Data items:
----
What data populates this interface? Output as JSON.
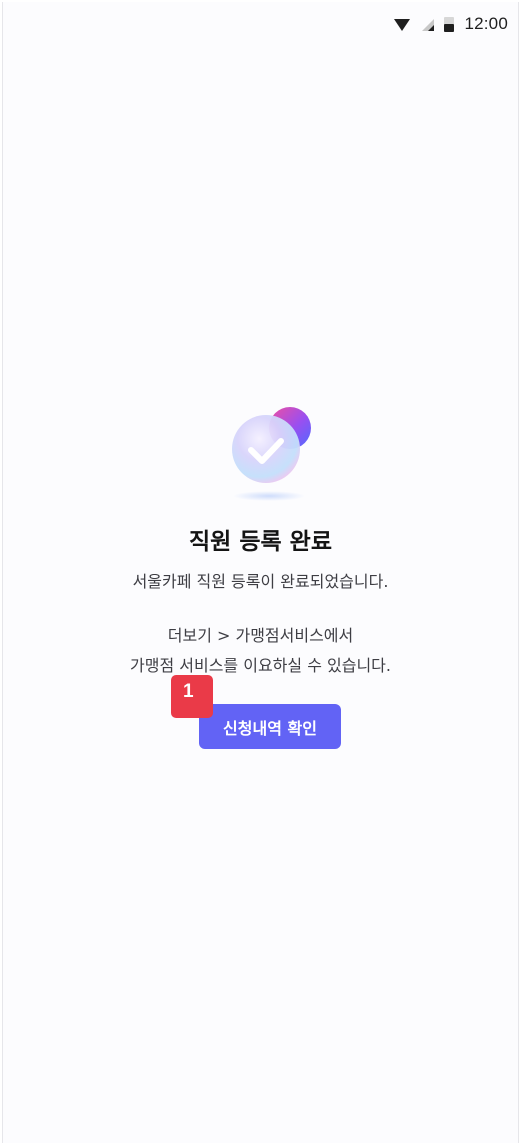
{
  "status_bar": {
    "time": "12:00",
    "icons": [
      "wifi-icon",
      "signal-icon",
      "battery-icon"
    ]
  },
  "completion": {
    "title": "직원 등록 완료",
    "subtitle": "서울카페 직원 등록이 완료되었습니다.",
    "guide_line_1": "더보기 >  가맹점서비스에서",
    "guide_line_2": "가맹점 서비스를 이요하실 수 있습니다.",
    "icon": "check-circle-icon"
  },
  "actions": {
    "confirm_label": "신청내역 확인"
  },
  "marker": {
    "label": "1"
  },
  "colors": {
    "primary": "#6263f5",
    "marker": "#ea3a48",
    "title_text": "#141414",
    "body_text": "#3e3e44"
  }
}
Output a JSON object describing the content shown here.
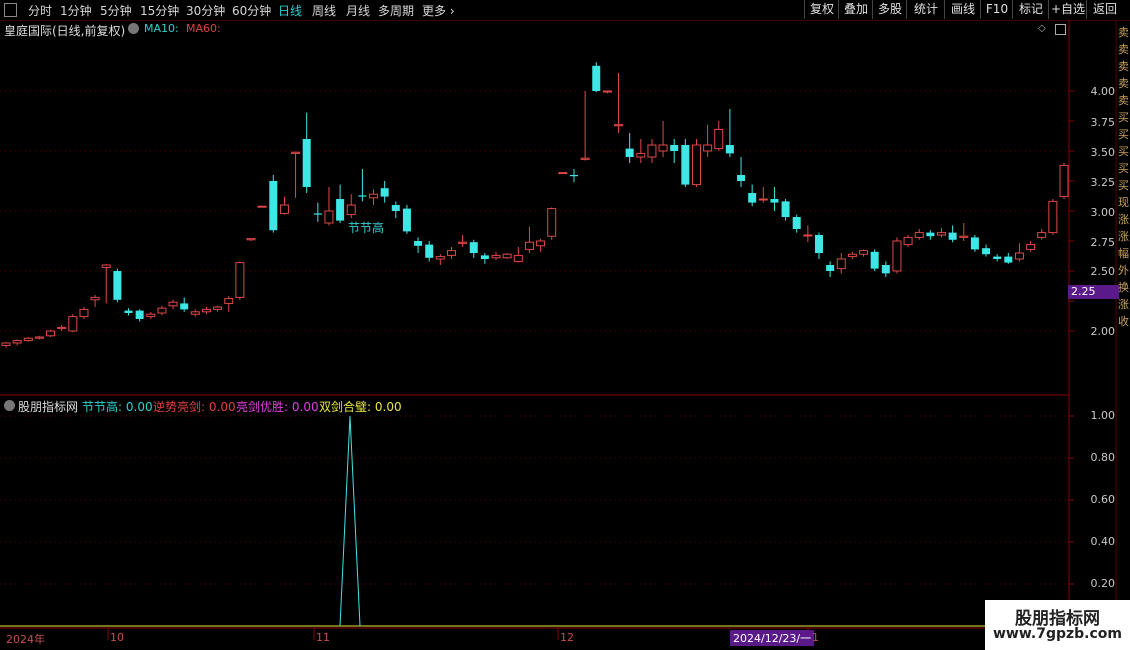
{
  "toolbar": {
    "left_items": [
      "分时",
      "1分钟",
      "5分钟",
      "15分钟",
      "30分钟",
      "60分钟",
      "日线",
      "周线",
      "月线",
      "多周期",
      "更多"
    ],
    "active_item": "日线",
    "right_items": [
      "复权",
      "叠加",
      "多股",
      "统计",
      "画线",
      "F10",
      "标记",
      "+自选",
      "返回"
    ]
  },
  "price_panel": {
    "title": "皇庭国际(日线,前复权)",
    "ma10_label": "MA10:",
    "ma60_label": "MA60:",
    "ma10_color": "#2fd0d0",
    "ma60_color": "#e04040",
    "y_ticks": [
      "4.00",
      "3.75",
      "3.50",
      "3.25",
      "3.00",
      "2.75",
      "2.50",
      "2.25",
      "2.00"
    ],
    "current_price": "2.25",
    "annotation": "节节高"
  },
  "indicator_panel": {
    "title": "股朋指标网",
    "items": [
      {
        "label": "节节高:",
        "value": "0.00",
        "color": "#2fd0d0"
      },
      {
        "label": "逆势亮剑:",
        "value": "0.00",
        "color": "#e04040"
      },
      {
        "label": "亮剑优胜:",
        "value": "0.00",
        "color": "#e040e0"
      },
      {
        "label": "双剑合璧:",
        "value": "0.00",
        "color": "#e8e840"
      }
    ],
    "y_ticks": [
      "1.00",
      "0.80",
      "0.60",
      "0.40",
      "0.20"
    ]
  },
  "x_axis": {
    "labels": [
      "2024年",
      "10",
      "11",
      "12",
      "1"
    ],
    "cursor_date": "2024/12/23/一"
  },
  "watermark": {
    "line1": "股朋指标网",
    "line2": "www.7gpzb.com"
  },
  "side_chars": "卖 卖 卖 卖 卖 买 买 买 买 买 现 涨 涨 幅 外 换 涨 收",
  "chart_data": {
    "type": "candlestick",
    "ylim": [
      1.9,
      4.3
    ],
    "indicator_ylim": [
      0,
      1.05
    ],
    "candles": [
      [
        1.88,
        1.9,
        1.86,
        1.91
      ],
      [
        1.9,
        1.92,
        1.88,
        1.93
      ],
      [
        1.92,
        1.94,
        1.91,
        1.95
      ],
      [
        1.94,
        1.95,
        1.93,
        1.96
      ],
      [
        1.96,
        2.0,
        1.95,
        2.01
      ],
      [
        2.02,
        2.03,
        2.0,
        2.05
      ],
      [
        2.0,
        2.12,
        1.99,
        2.14
      ],
      [
        2.12,
        2.18,
        2.1,
        2.2
      ],
      [
        2.26,
        2.28,
        2.2,
        2.3
      ],
      [
        2.53,
        2.55,
        2.23,
        2.56
      ],
      [
        2.5,
        2.26,
        2.24,
        2.52
      ],
      [
        2.17,
        2.15,
        2.13,
        2.19
      ],
      [
        2.17,
        2.1,
        2.08,
        2.18
      ],
      [
        2.12,
        2.14,
        2.1,
        2.16
      ],
      [
        2.15,
        2.19,
        2.13,
        2.21
      ],
      [
        2.21,
        2.24,
        2.18,
        2.26
      ],
      [
        2.23,
        2.18,
        2.16,
        2.28
      ],
      [
        2.14,
        2.16,
        2.12,
        2.18
      ],
      [
        2.16,
        2.18,
        2.14,
        2.2
      ],
      [
        2.18,
        2.2,
        2.16,
        2.21
      ],
      [
        2.23,
        2.27,
        2.16,
        2.29
      ],
      [
        2.28,
        2.57,
        2.26,
        2.58
      ],
      [
        2.76,
        2.77,
        2.75,
        2.77
      ],
      [
        3.04,
        3.04,
        3.03,
        3.04
      ],
      [
        3.25,
        2.84,
        2.82,
        3.3
      ],
      [
        2.98,
        3.05,
        2.97,
        3.12
      ],
      [
        3.48,
        3.49,
        3.11,
        3.49
      ],
      [
        3.6,
        3.2,
        3.15,
        3.82
      ],
      [
        2.98,
        2.97,
        2.91,
        3.07
      ],
      [
        2.9,
        3.0,
        2.88,
        3.2
      ],
      [
        3.1,
        2.92,
        2.9,
        3.22
      ],
      [
        2.97,
        3.05,
        2.94,
        3.14
      ],
      [
        3.13,
        3.12,
        3.08,
        3.35
      ],
      [
        3.11,
        3.14,
        3.05,
        3.18
      ],
      [
        3.19,
        3.12,
        3.07,
        3.25
      ],
      [
        3.05,
        3.0,
        2.94,
        3.08
      ],
      [
        3.02,
        2.83,
        2.81,
        3.05
      ],
      [
        2.75,
        2.71,
        2.65,
        2.78
      ],
      [
        2.72,
        2.61,
        2.58,
        2.75
      ],
      [
        2.6,
        2.62,
        2.55,
        2.64
      ],
      [
        2.63,
        2.67,
        2.6,
        2.7
      ],
      [
        2.73,
        2.74,
        2.7,
        2.8
      ],
      [
        2.74,
        2.65,
        2.61,
        2.76
      ],
      [
        2.63,
        2.6,
        2.56,
        2.65
      ],
      [
        2.61,
        2.63,
        2.59,
        2.66
      ],
      [
        2.61,
        2.64,
        2.6,
        2.65
      ],
      [
        2.58,
        2.63,
        2.57,
        2.7
      ],
      [
        2.68,
        2.74,
        2.65,
        2.87
      ],
      [
        2.71,
        2.75,
        2.66,
        2.77
      ],
      [
        2.79,
        3.02,
        2.76,
        3.03
      ],
      [
        3.32,
        3.32,
        3.31,
        3.32
      ],
      [
        3.3,
        3.29,
        3.24,
        3.35
      ],
      [
        3.43,
        3.44,
        3.42,
        4.0
      ],
      [
        4.21,
        4.0,
        3.99,
        4.24
      ],
      [
        4.0,
        4.0,
        3.98,
        4.0
      ],
      [
        3.71,
        3.72,
        3.65,
        4.15
      ],
      [
        3.52,
        3.45,
        3.4,
        3.65
      ],
      [
        3.45,
        3.48,
        3.4,
        3.6
      ],
      [
        3.45,
        3.55,
        3.4,
        3.6
      ],
      [
        3.5,
        3.55,
        3.45,
        3.75
      ],
      [
        3.55,
        3.5,
        3.4,
        3.6
      ],
      [
        3.55,
        3.22,
        3.2,
        3.6
      ],
      [
        3.22,
        3.55,
        3.2,
        3.6
      ],
      [
        3.5,
        3.55,
        3.45,
        3.72
      ],
      [
        3.52,
        3.68,
        3.5,
        3.75
      ],
      [
        3.55,
        3.48,
        3.45,
        3.85
      ],
      [
        3.3,
        3.25,
        3.2,
        3.45
      ],
      [
        3.15,
        3.07,
        3.04,
        3.22
      ],
      [
        3.1,
        3.1,
        3.07,
        3.2
      ],
      [
        3.1,
        3.07,
        3.0,
        3.2
      ],
      [
        3.08,
        2.95,
        2.92,
        3.1
      ],
      [
        2.95,
        2.85,
        2.82,
        2.97
      ],
      [
        2.8,
        2.8,
        2.74,
        2.88
      ],
      [
        2.8,
        2.65,
        2.6,
        2.82
      ],
      [
        2.55,
        2.5,
        2.45,
        2.58
      ],
      [
        2.52,
        2.6,
        2.48,
        2.65
      ],
      [
        2.62,
        2.64,
        2.6,
        2.66
      ],
      [
        2.64,
        2.67,
        2.62,
        2.68
      ],
      [
        2.66,
        2.52,
        2.5,
        2.68
      ],
      [
        2.55,
        2.48,
        2.45,
        2.58
      ],
      [
        2.5,
        2.75,
        2.48,
        2.78
      ],
      [
        2.72,
        2.78,
        2.7,
        2.8
      ],
      [
        2.78,
        2.82,
        2.76,
        2.85
      ],
      [
        2.82,
        2.79,
        2.76,
        2.84
      ],
      [
        2.8,
        2.82,
        2.78,
        2.86
      ],
      [
        2.82,
        2.76,
        2.74,
        2.88
      ],
      [
        2.78,
        2.79,
        2.75,
        2.9
      ],
      [
        2.78,
        2.68,
        2.66,
        2.8
      ],
      [
        2.69,
        2.64,
        2.62,
        2.72
      ],
      [
        2.62,
        2.6,
        2.58,
        2.64
      ],
      [
        2.62,
        2.57,
        2.56,
        2.65
      ],
      [
        2.6,
        2.65,
        2.58,
        2.73
      ],
      [
        2.68,
        2.72,
        2.66,
        2.75
      ],
      [
        2.78,
        2.82,
        2.76,
        2.85
      ],
      [
        2.82,
        3.08,
        2.8,
        3.1
      ],
      [
        3.12,
        3.38,
        3.1,
        3.4
      ]
    ],
    "indicator_series": [
      {
        "name": "节节高",
        "spike_index": 27,
        "value": 1.0
      }
    ]
  }
}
----
• PROBLEM
Pull out every line of the records above that contains the word "JSON".

• THE REPLY
What data populates this interface? Output as JSON.
Output a JSON object describing the content shown here.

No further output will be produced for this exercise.